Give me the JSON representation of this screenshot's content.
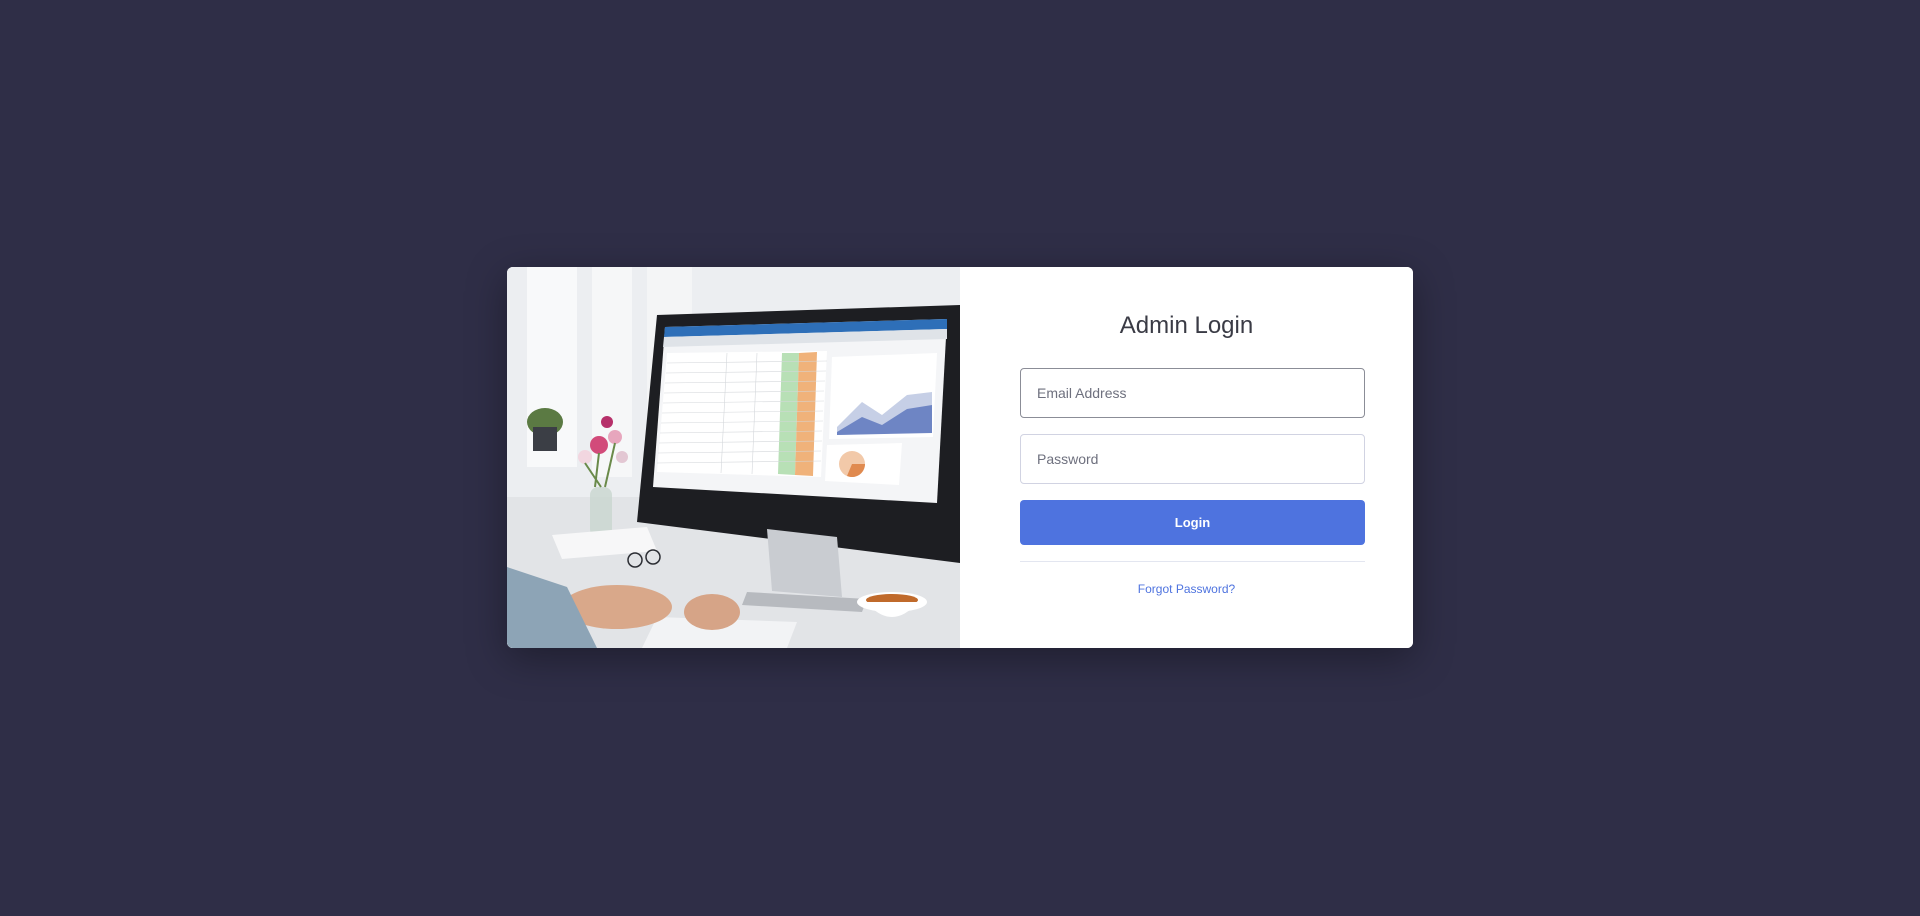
{
  "login_form": {
    "title": "Admin Login",
    "email_placeholder": "Email Address",
    "password_placeholder": "Password",
    "login_label": "Login",
    "forgot_password_label": "Forgot Password?"
  },
  "illustration": {
    "subject": "office desk with monitor showing spreadsheet and charts"
  },
  "colors": {
    "page_background": "#2f2e47",
    "card_background": "#ffffff",
    "accent": "#4e73df"
  }
}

· · · · ·

◆ Exercise task: Transcribe the whole listing, character for character, but not its images.

◆ Exercise answer:
Give me the JSON representation of this screenshot's content.
{
  "login_form": {
    "title": "Admin Login",
    "email_placeholder": "Email Address",
    "password_placeholder": "Password",
    "login_label": "Login",
    "forgot_password_label": "Forgot Password?"
  },
  "illustration": {
    "subject": "office desk with monitor showing spreadsheet and charts"
  },
  "colors": {
    "page_background": "#2f2e47",
    "card_background": "#ffffff",
    "accent": "#4e73df"
  }
}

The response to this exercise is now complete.